* Given request a
In the records, from the line with "208, 122, 232]" to the line with "83, 96, 107]", replace "move-up-button" with "raise-button" and give those lines back with nothing else changed.

* Document text

Matt Hill grew up in the same town as Mike Weir and naturally sees Weir as a mentor. But if there's one aspect of Weir's career that Hill intends to avoid imitating, it's the long, grinding road to the PGA Tour.

Paying your dues? That's so yesterday for the young guns in professional golf.

The PGA Tour and golf worldwide is on a youth kick. As Hill was making his professional debut at the Memorial Tournament in June, 21-year-old Rickie Fowler led after three rounds before slipping to second place on Sunday, for one of five top-10 finishes in his rookie season.

His European equivalent is Northern Ireland's Rory McIlroy, 21, who shot a final round 62 at Quail Hollow to beat Phil Mickelson by four shots earlier this year and tied a major championship record for lowest round in a major with a 63 at the British Open last Thursday.

In Asia, 18-year-old Ryo Ishikawa is already a seven-time winner on the Japanese PGA Tour with a round of 58 to his credit. Louis Oosthuizen, the newly-crowned British Open champion, is just 27.

"We've waited a long time but it's finally happening with the younger guys coming along," Jack Nicklaus said recently. "If you went back five or six years, Tiger was the only one under 30 who was winning at all - and the only player under 30 to have won more than once on the tour. [But]it just feeds itself. Once one of them goes, the others around him think, 'Hey, he's my friend and if he can do it, then I can too'."

That's Hill's approach, and even if this is his first RBC Canadian Open as a professional, he's here to do more than wave a Canadian flag or pick up some experience.

"I feel like my game is good enough to be out here right now," says Hill, the world's No.2-ranked amateur last year, who is playing at St. George's Golf and Country Club this week on a sponsor's exemption.

Hill, of Bright's Grove, Ont., will be taking his first stab at Q-school this fall, but doesn't expect to have to return six times like Weir did.

"I just have to make it happen," says Hill. "I want to be out here as soon as possible."

* Annotated element entries
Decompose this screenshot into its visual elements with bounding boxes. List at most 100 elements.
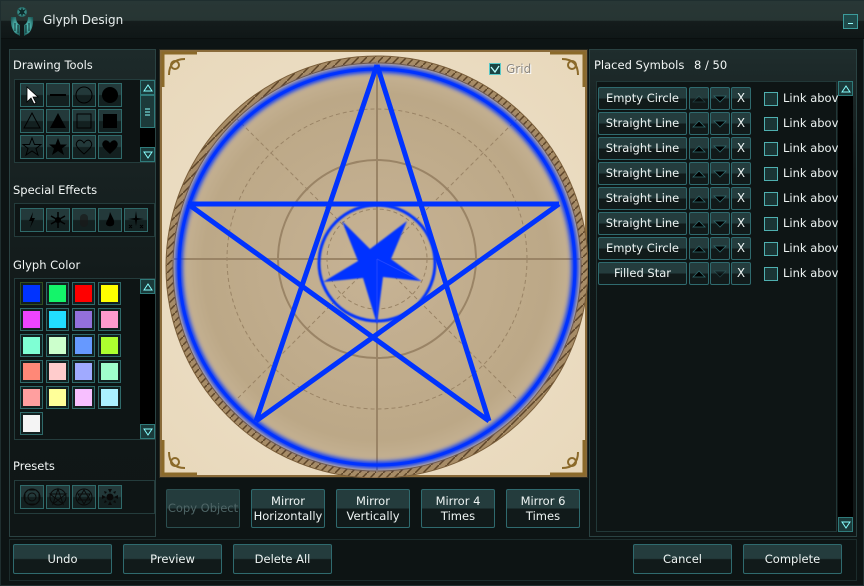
effect-flame-button[interactable]	[98, 208, 122, 232]
color-swatch[interactable]	[46, 360, 69, 383]
preset-1-button[interactable]	[20, 485, 44, 509]
placed-symbols-scrollbar[interactable]	[838, 81, 853, 532]
move-up-button[interactable]	[689, 237, 709, 260]
scroll-thumb[interactable]	[140, 95, 155, 128]
mirror-vertically-button[interactable]: Mirror Vertically	[336, 489, 410, 528]
color-swatch[interactable]	[72, 282, 95, 305]
tool-empty-triangle-button[interactable]	[20, 109, 44, 133]
move-up-button[interactable]	[689, 112, 709, 135]
tool-filled-star-button[interactable]	[46, 135, 70, 159]
color-swatch[interactable]	[72, 360, 95, 383]
tool-filled-triangle-button[interactable]	[46, 109, 70, 133]
drawing-tools-scrollbar[interactable]	[140, 80, 155, 162]
color-swatch[interactable]	[72, 386, 95, 409]
color-swatch[interactable]	[98, 386, 121, 409]
move-down-button[interactable]	[710, 112, 730, 135]
move-up-button[interactable]	[689, 162, 709, 185]
symbol-select-button[interactable]: Straight Line	[598, 162, 687, 185]
scroll-down-button[interactable]	[140, 147, 155, 162]
link-above-checkbox[interactable]	[764, 267, 778, 281]
delete-symbol-button[interactable]: X	[731, 212, 751, 235]
link-above-checkbox[interactable]	[764, 92, 778, 106]
tool-empty-heart-button[interactable]	[72, 135, 96, 159]
preset-4-button[interactable]	[98, 485, 122, 509]
preset-3-button[interactable]	[72, 485, 96, 509]
tool-empty-circle-button[interactable]	[72, 83, 96, 107]
color-swatch[interactable]	[46, 308, 69, 331]
move-down-button[interactable]	[710, 237, 730, 260]
color-swatch[interactable]	[46, 334, 69, 357]
move-down-button[interactable]	[710, 262, 730, 285]
move-down-button[interactable]	[710, 162, 730, 185]
symbol-select-button[interactable]: Filled Star	[598, 262, 687, 285]
link-above-checkbox[interactable]	[764, 242, 778, 256]
mirror-horizontally-button[interactable]: Mirror Horizontally	[251, 489, 325, 528]
symbol-select-button[interactable]: Straight Line	[598, 112, 687, 135]
symbol-select-button[interactable]: Empty Circle	[598, 87, 687, 110]
effect-lightning-button[interactable]	[20, 208, 44, 232]
preview-button[interactable]: Preview	[123, 544, 222, 574]
color-swatch[interactable]	[20, 308, 43, 331]
symbol-select-button[interactable]: Straight Line	[598, 212, 687, 235]
scroll-up-button[interactable]	[838, 81, 853, 96]
move-up-button[interactable]	[689, 262, 709, 285]
effect-glow-button[interactable]	[72, 208, 96, 232]
delete-symbol-button[interactable]: X	[731, 237, 751, 260]
color-swatch[interactable]	[20, 282, 43, 305]
move-up-button[interactable]	[689, 137, 709, 160]
tool-empty-star-button[interactable]	[20, 135, 44, 159]
color-swatch[interactable]	[46, 386, 69, 409]
scroll-down-button[interactable]	[838, 517, 853, 532]
scroll-up-button[interactable]	[140, 279, 155, 294]
color-swatch[interactable]	[20, 412, 43, 435]
scroll-down-button[interactable]	[140, 424, 155, 439]
tool-empty-square-button[interactable]	[72, 109, 96, 133]
color-swatch[interactable]	[98, 360, 121, 383]
grid-checkbox[interactable]	[489, 63, 501, 75]
move-down-button[interactable]	[710, 187, 730, 210]
delete-symbol-button[interactable]: X	[731, 87, 751, 110]
color-swatch[interactable]	[72, 334, 95, 357]
symbol-select-button[interactable]: Straight Line	[598, 137, 687, 160]
effect-sparkle-button[interactable]	[124, 208, 148, 232]
mirror-4-times-button[interactable]: Mirror 4 Times	[421, 489, 495, 528]
color-swatch[interactable]	[46, 282, 69, 305]
minimize-button[interactable]	[843, 14, 858, 29]
glyph-color-scrollbar[interactable]	[140, 279, 155, 439]
tool-filled-circle-button[interactable]	[98, 83, 122, 107]
complete-button[interactable]: Complete	[743, 544, 842, 574]
scroll-up-button[interactable]	[140, 80, 155, 95]
symbol-select-button[interactable]: Empty Circle	[598, 237, 687, 260]
color-swatch[interactable]	[72, 308, 95, 331]
cancel-button[interactable]: Cancel	[633, 544, 732, 574]
delete-symbol-button[interactable]: X	[731, 262, 751, 285]
delete-symbol-button[interactable]: X	[731, 187, 751, 210]
grid-toggle[interactable]: Grid	[489, 62, 531, 76]
color-swatch[interactable]	[20, 386, 43, 409]
move-down-button[interactable]	[710, 137, 730, 160]
color-swatch[interactable]	[20, 360, 43, 383]
link-above-checkbox[interactable]	[764, 217, 778, 231]
color-swatch[interactable]	[98, 308, 121, 331]
preset-2-button[interactable]	[46, 485, 70, 509]
tool-straight-line-button[interactable]	[46, 83, 70, 107]
symbol-select-button[interactable]: Straight Line	[598, 187, 687, 210]
color-swatch[interactable]	[20, 334, 43, 357]
move-up-button[interactable]	[689, 87, 709, 110]
effect-snowflake-button[interactable]	[46, 208, 70, 232]
glyph-canvas-drawing[interactable]	[159, 49, 588, 478]
title-bar[interactable]: Glyph Design	[1, 1, 864, 39]
link-above-checkbox[interactable]	[764, 192, 778, 206]
delete-all-button[interactable]: Delete All	[233, 544, 332, 574]
link-above-checkbox[interactable]	[764, 167, 778, 181]
undo-button[interactable]: Undo	[13, 544, 112, 574]
delete-symbol-button[interactable]: X	[731, 112, 751, 135]
tool-filled-square-button[interactable]	[98, 109, 122, 133]
color-swatch[interactable]	[98, 282, 121, 305]
color-swatch[interactable]	[98, 334, 121, 357]
tool-select-button[interactable]	[20, 83, 44, 107]
delete-symbol-button[interactable]: X	[731, 137, 751, 160]
move-down-button[interactable]	[710, 87, 730, 110]
link-above-checkbox[interactable]	[764, 142, 778, 156]
glyph-canvas[interactable]: Grid	[159, 49, 588, 478]
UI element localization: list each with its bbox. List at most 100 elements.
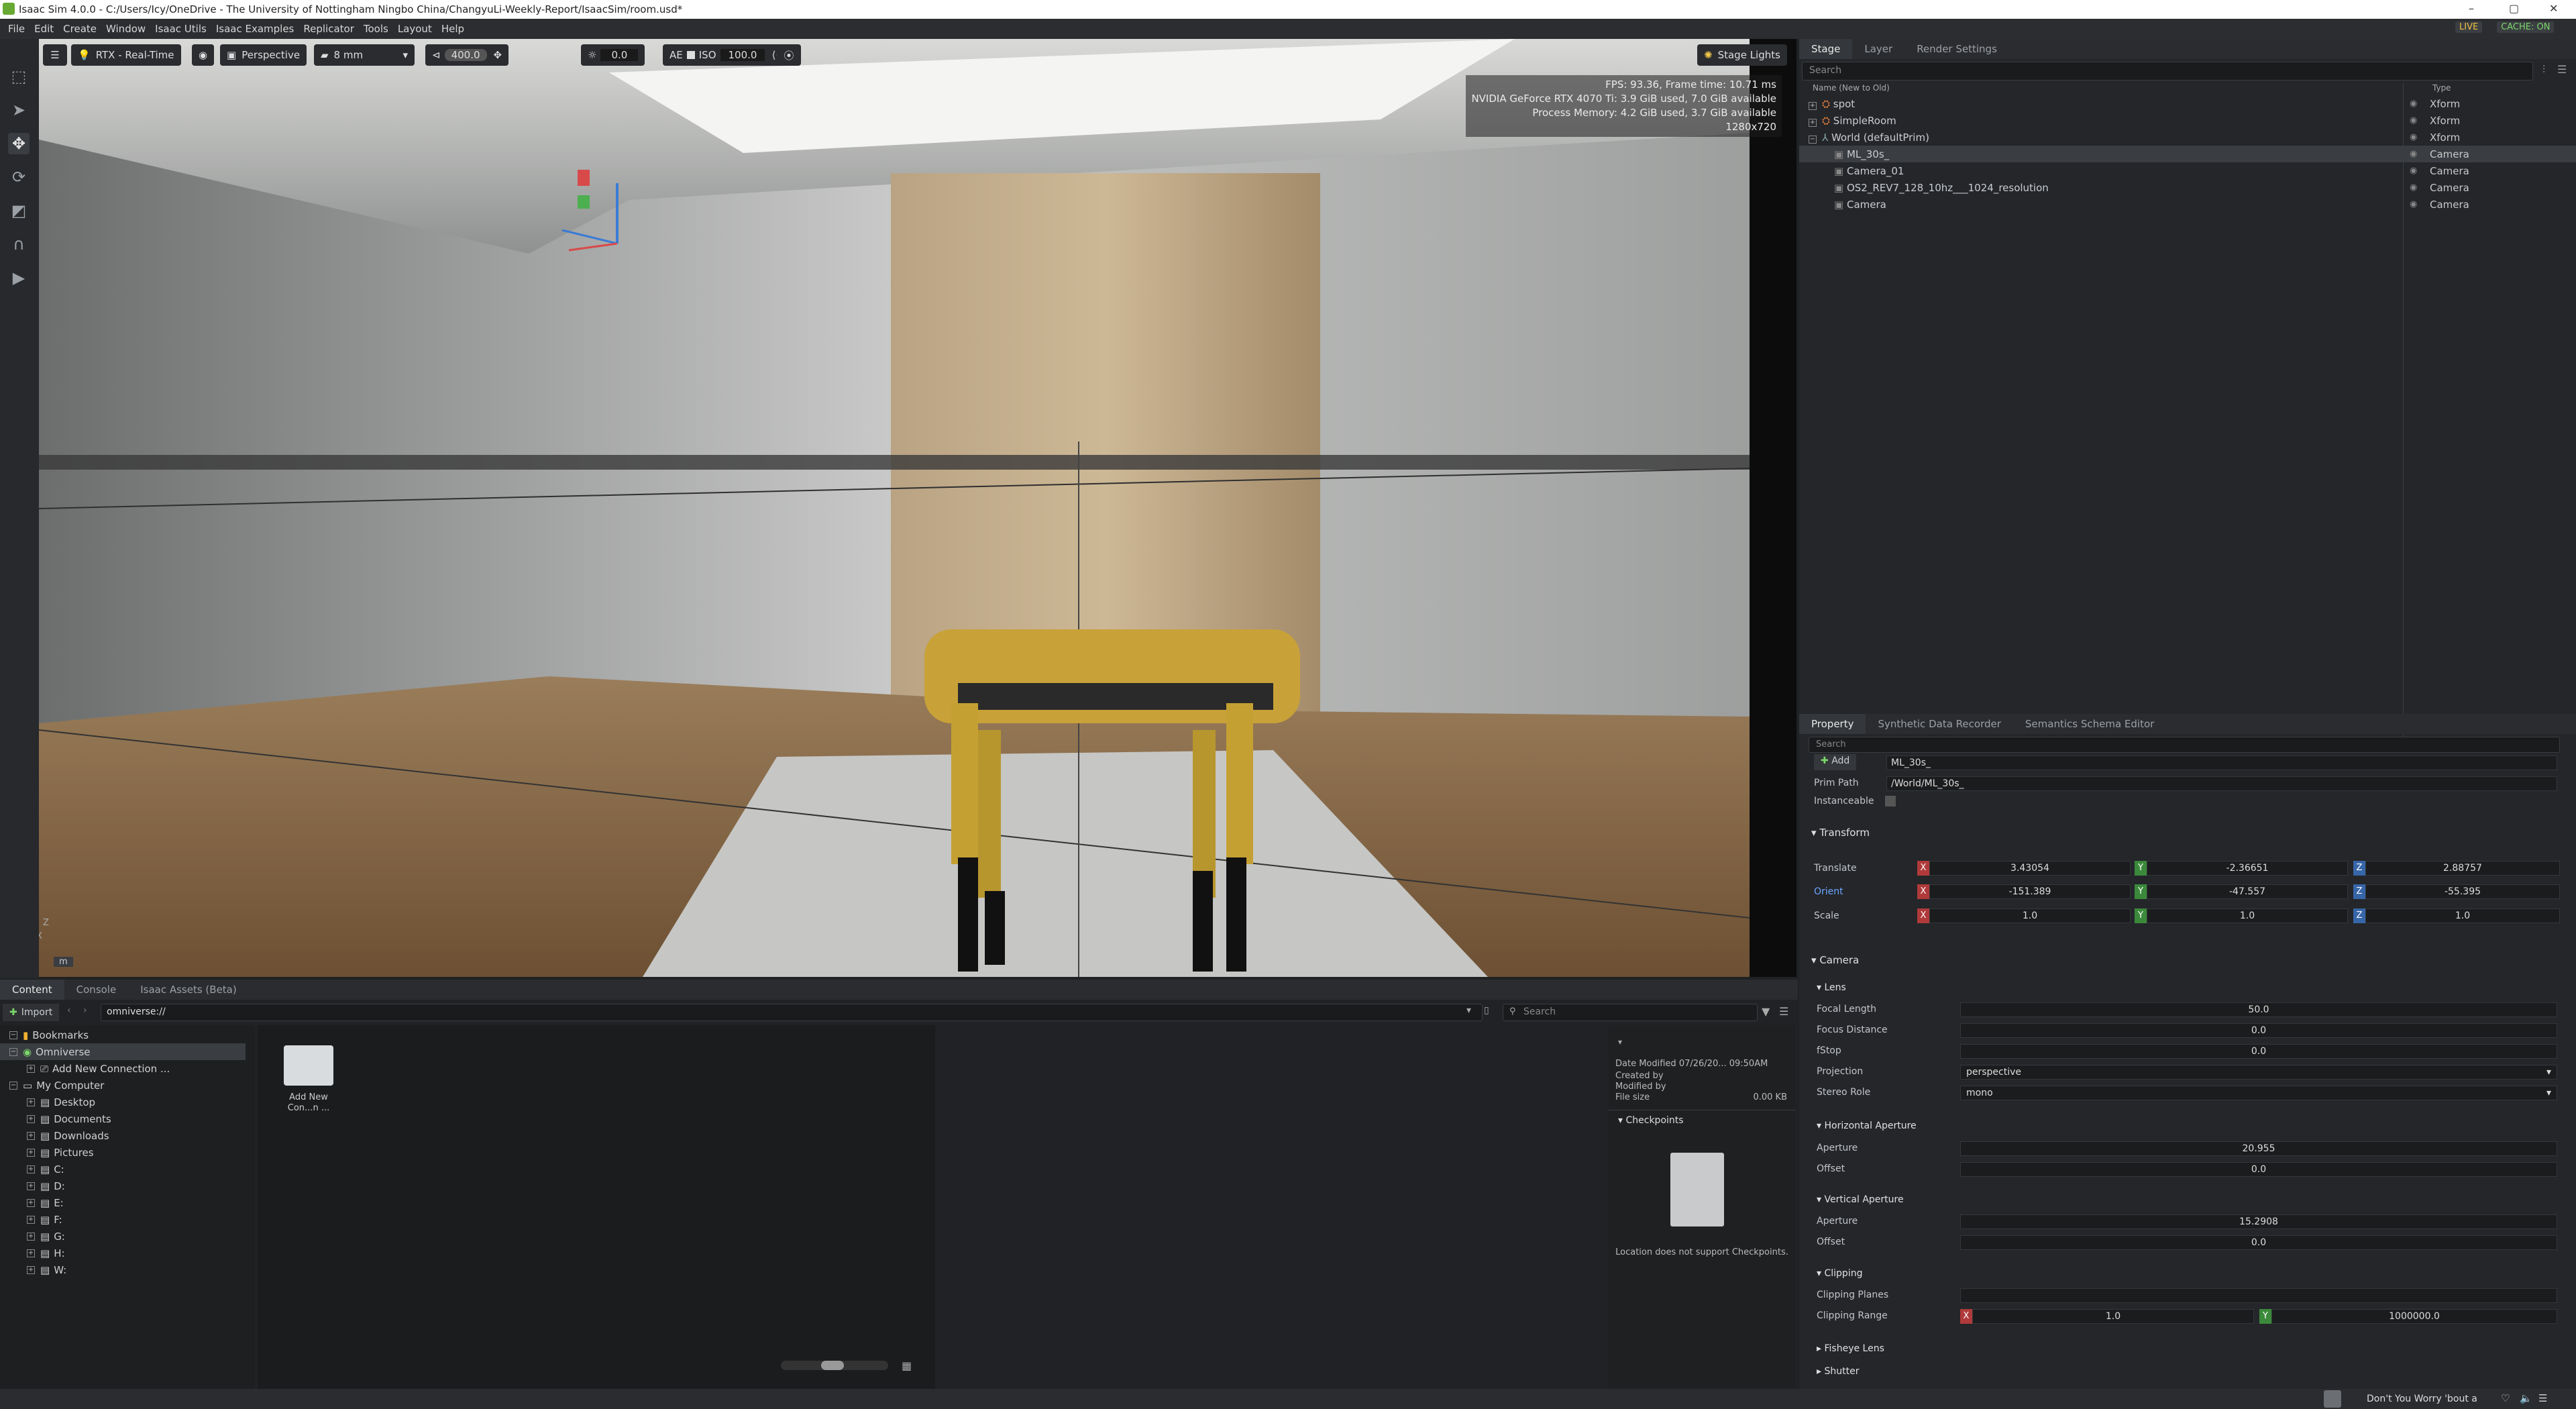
filter-icon[interactable]: ⫶ bbox=[2542, 63, 2545, 76]
minimize-button[interactable]: – bbox=[2469, 2, 2474, 15]
v-offset-field[interactable]: 0.0 bbox=[1960, 1235, 2557, 1250]
menu-replicator[interactable]: Replicator bbox=[303, 23, 354, 35]
fisheye-lens-header[interactable]: ▸ Fisheye Lens bbox=[1817, 1343, 1884, 1354]
tree-drive-c[interactable]: + ▤ C: bbox=[27, 1161, 64, 1178]
menu-isaac-utils[interactable]: Isaac Utils bbox=[155, 23, 207, 35]
tree-add-connection[interactable]: + ⎚ Add New Connection ... bbox=[27, 1060, 170, 1077]
stage-row-camera[interactable]: ▣ Camera ◉ Camera bbox=[1799, 196, 2576, 213]
prim-name-field[interactable]: ML_30s_ bbox=[1886, 755, 2557, 770]
tab-stage[interactable]: Stage bbox=[1799, 39, 1853, 59]
viewport-settings-icon[interactable]: ☰ bbox=[43, 44, 67, 66]
scale-z-field[interactable]: 1.0 bbox=[2365, 908, 2560, 923]
select-icon[interactable]: ⬚ bbox=[8, 66, 30, 87]
cursor-icon[interactable]: ➤ bbox=[8, 99, 30, 121]
tree-bookmarks[interactable]: − ▮ Bookmarks bbox=[9, 1027, 89, 1043]
eye-icon[interactable]: ◉ bbox=[2410, 182, 2417, 193]
stage-row-simpleroom[interactable]: + ⛭ SimpleRoom ◉ Xform bbox=[1799, 112, 2576, 129]
visibility-icon[interactable]: ◉ bbox=[192, 44, 215, 66]
folder-item[interactable]: Add New Con...n ... bbox=[282, 1045, 335, 1126]
h-aperture-field[interactable]: 20.955 bbox=[1960, 1141, 2557, 1156]
property-search-input[interactable]: Search bbox=[1809, 737, 2560, 753]
tab-content[interactable]: Content bbox=[0, 980, 64, 1000]
focus-distance-field[interactable]: 0.0 bbox=[1960, 1023, 2557, 1038]
camera-section-header[interactable]: ▾ Camera bbox=[1811, 954, 1859, 966]
focal-length-field[interactable]: 50.0 bbox=[1960, 1002, 2557, 1017]
menu-create[interactable]: Create bbox=[63, 23, 97, 35]
eye-icon[interactable]: ◉ bbox=[2410, 149, 2417, 159]
tree-my-computer[interactable]: − ▭ My Computer bbox=[9, 1077, 104, 1094]
shutter-header[interactable]: ▸ Shutter bbox=[1817, 1366, 1859, 1377]
stage-row-os2[interactable]: ▣ OS2_REV7_128_10hz___1024_resolution ◉ Ca… bbox=[1799, 179, 2576, 196]
camera-speed[interactable]: ⊲ 400.0 ✥ bbox=[425, 44, 509, 66]
camera-selector[interactable]: ▣ Perspective bbox=[220, 44, 307, 66]
instanceable-checkbox[interactable] bbox=[1885, 796, 1896, 806]
menu-icon[interactable]: ☰ bbox=[2557, 63, 2567, 76]
stage-row-world[interactable]: − ⅄ World (defaultPrim) ◉ Xform bbox=[1799, 129, 2576, 146]
playlist-icon[interactable]: ☰ bbox=[2538, 1392, 2547, 1404]
scale-icon[interactable]: ◩ bbox=[8, 200, 30, 221]
chevron-down-icon[interactable]: ▾ bbox=[1466, 1005, 1471, 1016]
h-offset-field[interactable]: 0.0 bbox=[1960, 1162, 2557, 1177]
tree-drive-e[interactable]: + ▤ E: bbox=[27, 1194, 64, 1211]
heart-icon[interactable]: ♡ bbox=[2501, 1392, 2510, 1404]
exposure-control[interactable]: ☼ 0.0 bbox=[581, 44, 645, 66]
chevron-down-icon[interactable]: ▾ bbox=[1618, 1037, 1622, 1047]
horizontal-aperture-header[interactable]: ▾ Horizontal Aperture bbox=[1817, 1120, 1917, 1131]
live-badge[interactable]: LIVE bbox=[2455, 21, 2483, 33]
orient-x-field[interactable]: -151.389 bbox=[1929, 884, 2131, 899]
tree-drive-w[interactable]: + ▤ W: bbox=[27, 1261, 66, 1278]
now-playing[interactable]: Don't You Worry 'bout a bbox=[2367, 1394, 2477, 1404]
lens-section-header[interactable]: ▾ Lens bbox=[1817, 982, 1846, 993]
menu-window[interactable]: Window bbox=[106, 23, 146, 35]
stage-row-camera-01[interactable]: ▣ Camera_01 ◉ Camera bbox=[1799, 162, 2576, 179]
tab-property[interactable]: Property bbox=[1799, 714, 1866, 734]
stage-row-spot[interactable]: + ⛭ spot ◉ Xform bbox=[1799, 95, 2576, 112]
stereo-role-select[interactable]: mono ▾ bbox=[1960, 1086, 2557, 1100]
fstop-field[interactable]: 0.0 bbox=[1960, 1044, 2557, 1059]
tree-downloads[interactable]: + ▤ Downloads bbox=[27, 1127, 109, 1144]
clip-range-min-field[interactable]: 1.0 bbox=[1972, 1309, 2254, 1324]
tree-desktop[interactable]: + ▤ Desktop bbox=[27, 1094, 95, 1110]
stage-lights-button[interactable]: ✺ Stage Lights bbox=[1697, 44, 1787, 66]
iso-control[interactable]: AE ISO 100.0 ⟨⟨ bbox=[663, 44, 787, 66]
content-search-input[interactable]: Search bbox=[1503, 1004, 1758, 1021]
tree-omniverse[interactable]: − ◉ Omniverse bbox=[0, 1043, 246, 1060]
thumbnail-size-slider[interactable] bbox=[781, 1361, 888, 1370]
menu-isaac-examples[interactable]: Isaac Examples bbox=[216, 23, 294, 35]
viewport[interactable]: ☰ 💡 RTX - Real-Time ◉ ▣ Perspective ▰ 8 mm ▾… bbox=[39, 39, 1796, 977]
prim-path-field[interactable]: /World/ML_30s_ bbox=[1886, 776, 2557, 791]
renderer-selector[interactable]: 💡 RTX - Real-Time bbox=[71, 44, 181, 66]
eye-icon[interactable]: ◉ bbox=[2410, 166, 2417, 176]
add-button[interactable]: ✚ Add bbox=[1814, 754, 1857, 770]
tree-drive-f[interactable]: + ▤ F: bbox=[27, 1211, 62, 1228]
grid-view-icon[interactable]: ▦ bbox=[902, 1359, 912, 1372]
tree-drive-h[interactable]: + ▤ H: bbox=[27, 1245, 65, 1261]
scale-x-field[interactable]: 1.0 bbox=[1929, 908, 2131, 923]
filter-icon[interactable]: ▼ bbox=[1762, 1005, 1770, 1018]
translate-y-field[interactable]: -2.36651 bbox=[2147, 861, 2348, 876]
forward-icon[interactable]: › bbox=[83, 1005, 87, 1016]
focal-selector[interactable]: ▰ 8 mm ▾ bbox=[314, 44, 415, 66]
translate-z-field[interactable]: 2.88757 bbox=[2365, 861, 2560, 876]
tree-drive-d[interactable]: + ▤ D: bbox=[27, 1178, 65, 1194]
tab-synthetic-data-recorder[interactable]: Synthetic Data Recorder bbox=[1866, 714, 2012, 734]
eye-icon[interactable]: ◉ bbox=[2410, 132, 2417, 142]
menu-tools[interactable]: Tools bbox=[364, 23, 388, 35]
tree-pictures[interactable]: + ▤ Pictures bbox=[27, 1144, 94, 1161]
record-icon[interactable]: ⦿ bbox=[777, 44, 801, 66]
menu-icon[interactable]: ☰ bbox=[1779, 1005, 1788, 1018]
cache-badge[interactable]: CACHE: ON bbox=[2497, 21, 2555, 33]
tab-semantics-schema-editor[interactable]: Semantics Schema Editor bbox=[2013, 714, 2166, 734]
v-aperture-field[interactable]: 15.2908 bbox=[1960, 1214, 2557, 1229]
path-input[interactable]: omniverse:// bbox=[101, 1004, 1483, 1021]
scale-y-field[interactable]: 1.0 bbox=[2147, 908, 2348, 923]
projection-select[interactable]: perspective ▾ bbox=[1960, 1065, 2557, 1080]
eye-icon[interactable]: ◉ bbox=[2410, 99, 2417, 109]
tree-documents[interactable]: + ▤ Documents bbox=[27, 1110, 111, 1127]
tab-render-settings[interactable]: Render Settings bbox=[1904, 39, 2009, 59]
ae-checkbox[interactable] bbox=[686, 51, 695, 59]
play-icon[interactable]: ▶ bbox=[8, 267, 30, 289]
translate-x-field[interactable]: 3.43054 bbox=[1929, 861, 2131, 876]
close-button[interactable]: ✕ bbox=[2549, 2, 2558, 15]
tab-isaac-assets[interactable]: Isaac Assets (Beta) bbox=[128, 980, 249, 1000]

* Given request b
Repeat the passage of the article on young golfers from "Matt Hill grew" to "in professional golf." word for word.

* Written answer a
effect-flame-button[interactable]	[98, 208, 122, 232]
color-swatch[interactable]	[46, 360, 69, 383]
preset-1-button[interactable]	[20, 485, 44, 509]
placed-symbols-scrollbar[interactable]	[838, 81, 853, 532]
raise-button[interactable]	[689, 237, 709, 260]
scroll-thumb[interactable]	[140, 95, 155, 128]
mirror-vertically-button[interactable]: Mirror Vertically	[336, 489, 410, 528]
color-swatch[interactable]	[72, 282, 95, 305]
tool-empty-triangle-button[interactable]	[20, 109, 44, 133]
raise-button[interactable]	[689, 112, 709, 135]
tool-filled-star-button[interactable]	[46, 135, 70, 159]
color-swatch[interactable]	[72, 360, 95, 383]
tool-filled-triangle-button[interactable]	[46, 109, 70, 133]
drawing-tools-scrollbar[interactable]	[140, 80, 155, 162]
color-swatch[interactable]	[72, 386, 95, 409]
color-swatch[interactable]	[98, 386, 121, 409]
move-down-button[interactable]	[710, 112, 730, 135]
raise-button[interactable]	[689, 162, 709, 185]
symbol-select-button[interactable]: Straight Line	[598, 162, 687, 185]
scroll-down-button[interactable]	[140, 147, 155, 162]
link-above-checkbox[interactable]	[764, 267, 778, 281]
delete-symbol-button[interactable]: X	[731, 212, 751, 235]
link-above-checkbox[interactable]	[764, 92, 778, 106]
tool-empty-heart-button[interactable]	[72, 135, 96, 159]
preset-4-button[interactable]	[98, 485, 122, 509]
preset-3-button[interactable]	[72, 485, 96, 509]
tool-empty-circle-button[interactable]	[72, 83, 96, 107]

* Written answer b
Matt Hill grew up in the same town as Mike Weir and naturally sees Weir as a mentor. But if there's one aspect of Weir's career that Hill intends to avoid imitating, it's the long, grinding road to the PGA Tour.

Paying your dues? That's so yesterday for the young guns in professional golf.